Written instruction:
Recast the listing as a Markdown table with the columns Row and Line, starting at its first line and ending at the line containing "sidebar-item-trust-center[interactable]: Trust Center", with both of those lines included. Number each line in the Row column, and leave out any blank lines.

Rows from a dataset
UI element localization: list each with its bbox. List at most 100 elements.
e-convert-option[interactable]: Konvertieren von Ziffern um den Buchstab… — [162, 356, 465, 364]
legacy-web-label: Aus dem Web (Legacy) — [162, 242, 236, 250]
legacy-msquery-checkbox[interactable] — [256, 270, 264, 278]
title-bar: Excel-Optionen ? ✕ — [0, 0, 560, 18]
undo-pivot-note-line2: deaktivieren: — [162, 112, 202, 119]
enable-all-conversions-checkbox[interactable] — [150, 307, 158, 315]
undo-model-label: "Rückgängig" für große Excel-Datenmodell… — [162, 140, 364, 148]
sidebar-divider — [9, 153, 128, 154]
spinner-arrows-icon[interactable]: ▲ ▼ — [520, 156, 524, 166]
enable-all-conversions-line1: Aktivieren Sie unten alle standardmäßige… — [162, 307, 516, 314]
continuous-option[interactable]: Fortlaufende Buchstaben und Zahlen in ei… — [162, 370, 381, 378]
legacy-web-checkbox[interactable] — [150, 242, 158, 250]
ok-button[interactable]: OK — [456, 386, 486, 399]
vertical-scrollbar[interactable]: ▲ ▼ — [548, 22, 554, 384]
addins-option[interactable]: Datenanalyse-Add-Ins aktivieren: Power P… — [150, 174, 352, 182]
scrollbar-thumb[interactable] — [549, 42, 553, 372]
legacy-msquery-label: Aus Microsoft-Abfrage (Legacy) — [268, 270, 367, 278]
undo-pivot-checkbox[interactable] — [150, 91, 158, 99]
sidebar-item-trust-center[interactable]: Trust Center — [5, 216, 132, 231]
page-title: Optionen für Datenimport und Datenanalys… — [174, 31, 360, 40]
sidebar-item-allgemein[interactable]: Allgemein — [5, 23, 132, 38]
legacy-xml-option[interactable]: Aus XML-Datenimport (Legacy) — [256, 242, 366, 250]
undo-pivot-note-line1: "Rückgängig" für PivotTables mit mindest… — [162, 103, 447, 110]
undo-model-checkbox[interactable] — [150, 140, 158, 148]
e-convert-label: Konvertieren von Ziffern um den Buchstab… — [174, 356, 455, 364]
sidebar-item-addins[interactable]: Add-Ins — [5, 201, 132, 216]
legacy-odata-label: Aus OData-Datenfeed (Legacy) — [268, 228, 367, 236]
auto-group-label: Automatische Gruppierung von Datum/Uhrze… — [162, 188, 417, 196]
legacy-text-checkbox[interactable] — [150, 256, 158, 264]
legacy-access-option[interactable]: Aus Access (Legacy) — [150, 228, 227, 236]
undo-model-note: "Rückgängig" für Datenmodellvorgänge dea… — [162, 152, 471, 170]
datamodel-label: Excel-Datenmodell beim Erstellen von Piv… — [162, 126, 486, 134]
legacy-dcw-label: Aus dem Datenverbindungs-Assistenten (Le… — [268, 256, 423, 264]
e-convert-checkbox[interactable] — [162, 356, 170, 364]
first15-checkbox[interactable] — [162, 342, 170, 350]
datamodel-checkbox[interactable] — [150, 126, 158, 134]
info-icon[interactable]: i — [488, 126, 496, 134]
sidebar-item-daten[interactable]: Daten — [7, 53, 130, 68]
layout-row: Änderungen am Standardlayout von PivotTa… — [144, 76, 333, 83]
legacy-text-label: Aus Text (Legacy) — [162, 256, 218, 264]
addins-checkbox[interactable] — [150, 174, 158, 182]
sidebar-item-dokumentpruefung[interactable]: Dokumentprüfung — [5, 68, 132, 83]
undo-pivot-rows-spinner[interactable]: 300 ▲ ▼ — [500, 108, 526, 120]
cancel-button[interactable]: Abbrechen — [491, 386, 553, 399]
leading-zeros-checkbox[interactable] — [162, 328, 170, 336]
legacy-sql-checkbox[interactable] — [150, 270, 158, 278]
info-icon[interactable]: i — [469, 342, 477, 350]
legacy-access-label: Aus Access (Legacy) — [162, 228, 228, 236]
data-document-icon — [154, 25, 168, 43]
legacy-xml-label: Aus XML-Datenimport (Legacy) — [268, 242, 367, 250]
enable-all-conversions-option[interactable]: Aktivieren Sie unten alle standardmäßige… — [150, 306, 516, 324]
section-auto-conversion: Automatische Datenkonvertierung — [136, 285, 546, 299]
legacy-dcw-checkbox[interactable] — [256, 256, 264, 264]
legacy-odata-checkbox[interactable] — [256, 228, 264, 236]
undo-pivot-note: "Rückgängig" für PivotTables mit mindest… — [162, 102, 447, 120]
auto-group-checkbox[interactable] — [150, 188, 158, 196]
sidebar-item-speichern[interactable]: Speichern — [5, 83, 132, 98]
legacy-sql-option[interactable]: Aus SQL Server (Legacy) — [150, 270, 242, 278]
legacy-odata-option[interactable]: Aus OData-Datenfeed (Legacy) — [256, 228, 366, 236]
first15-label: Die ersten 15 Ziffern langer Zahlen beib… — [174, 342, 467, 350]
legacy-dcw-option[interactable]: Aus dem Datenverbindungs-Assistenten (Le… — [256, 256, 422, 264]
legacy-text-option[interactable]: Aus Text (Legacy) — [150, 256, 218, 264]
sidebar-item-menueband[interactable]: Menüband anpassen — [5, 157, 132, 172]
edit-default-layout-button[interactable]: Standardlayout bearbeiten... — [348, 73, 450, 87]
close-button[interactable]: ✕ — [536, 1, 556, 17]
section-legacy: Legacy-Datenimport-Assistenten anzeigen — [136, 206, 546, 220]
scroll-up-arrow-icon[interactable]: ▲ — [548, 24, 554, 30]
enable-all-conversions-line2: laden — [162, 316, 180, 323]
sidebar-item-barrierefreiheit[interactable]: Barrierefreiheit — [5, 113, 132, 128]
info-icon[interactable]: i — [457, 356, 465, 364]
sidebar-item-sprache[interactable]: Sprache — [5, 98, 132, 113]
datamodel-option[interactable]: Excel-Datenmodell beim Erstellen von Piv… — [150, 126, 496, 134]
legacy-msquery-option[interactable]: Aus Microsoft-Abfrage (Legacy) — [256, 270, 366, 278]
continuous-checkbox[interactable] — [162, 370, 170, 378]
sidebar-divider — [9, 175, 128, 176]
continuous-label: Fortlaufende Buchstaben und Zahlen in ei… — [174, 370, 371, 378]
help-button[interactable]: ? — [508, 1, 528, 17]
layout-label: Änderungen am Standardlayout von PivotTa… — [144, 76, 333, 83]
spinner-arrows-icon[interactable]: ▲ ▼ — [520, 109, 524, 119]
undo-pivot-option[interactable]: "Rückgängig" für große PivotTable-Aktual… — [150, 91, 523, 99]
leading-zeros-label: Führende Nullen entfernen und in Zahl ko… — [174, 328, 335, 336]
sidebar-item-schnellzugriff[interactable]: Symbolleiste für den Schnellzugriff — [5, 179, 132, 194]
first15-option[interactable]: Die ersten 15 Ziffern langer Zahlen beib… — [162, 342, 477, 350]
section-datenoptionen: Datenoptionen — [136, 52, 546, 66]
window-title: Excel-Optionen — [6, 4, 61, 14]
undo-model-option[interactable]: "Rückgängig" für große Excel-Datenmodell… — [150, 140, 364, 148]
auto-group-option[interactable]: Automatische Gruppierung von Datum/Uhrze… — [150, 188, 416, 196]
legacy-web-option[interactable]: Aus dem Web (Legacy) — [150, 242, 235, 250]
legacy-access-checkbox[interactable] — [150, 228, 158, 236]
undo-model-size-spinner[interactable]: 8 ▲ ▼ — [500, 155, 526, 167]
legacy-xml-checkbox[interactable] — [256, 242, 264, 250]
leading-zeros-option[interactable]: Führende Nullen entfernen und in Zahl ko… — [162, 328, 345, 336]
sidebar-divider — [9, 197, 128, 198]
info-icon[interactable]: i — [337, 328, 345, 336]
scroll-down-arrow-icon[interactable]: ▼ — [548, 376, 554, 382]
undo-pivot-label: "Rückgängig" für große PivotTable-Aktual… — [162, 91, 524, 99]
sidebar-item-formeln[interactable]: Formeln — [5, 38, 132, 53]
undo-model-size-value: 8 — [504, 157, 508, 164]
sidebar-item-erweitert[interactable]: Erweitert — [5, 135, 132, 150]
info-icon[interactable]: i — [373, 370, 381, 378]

Full output:
| Row | Line |
|---|---|
| 1 | UI element localization: list each with its bbox. List at most 100 elements. |
| 2 | e-convert-option[interactable]: Konvertieren von Ziffern um den Buchstab… — [162, 356, 465, 364] |
| 3 | legacy-web-label: Aus dem Web (Legacy) — [162, 242, 236, 250] |
| 4 | legacy-msquery-checkbox[interactable] — [256, 270, 264, 278] |
| 5 | title-bar: Excel-Optionen ? ✕ — [0, 0, 560, 18] |
| 6 | undo-pivot-note-line2: deaktivieren: — [162, 112, 202, 119] |
| 7 | enable-all-conversions-checkbox[interactable] — [150, 307, 158, 315] |
| 8 | undo-model-label: "Rückgängig" für große Excel-Datenmodell… — [162, 140, 364, 148] |
| 9 | sidebar-divider — [9, 153, 128, 154] |
| 10 | spinner-arrows-icon[interactable]: ▲ ▼ — [520, 156, 524, 166] |
| 11 | enable-all-conversions-line1: Aktivieren Sie unten alle standardmäßige… — [162, 307, 516, 314] |
| 12 | continuous-option[interactable]: Fortlaufende Buchstaben und Zahlen in ei… — [162, 370, 381, 378] |
| 13 | legacy-web-checkbox[interactable] — [150, 242, 158, 250] |
| 14 | ok-button[interactable]: OK — [456, 386, 486, 399] |
| 15 | vertical-scrollbar[interactable]: ▲ ▼ — [548, 22, 554, 384] |
| 16 | addins-option[interactable]: Datenanalyse-Add-Ins aktivieren: Power P… — [150, 174, 352, 182] |
| 17 | scrollbar-thumb[interactable] — [549, 42, 553, 372] |
| 18 | legacy-msquery-label: Aus Microsoft-Abfrage (Legacy) — [268, 270, 367, 278] |
| 19 | undo-pivot-checkbox[interactable] — [150, 91, 158, 99] |
| 20 | sidebar-item-trust-center[interactable]: Trust Center — [5, 216, 132, 231] |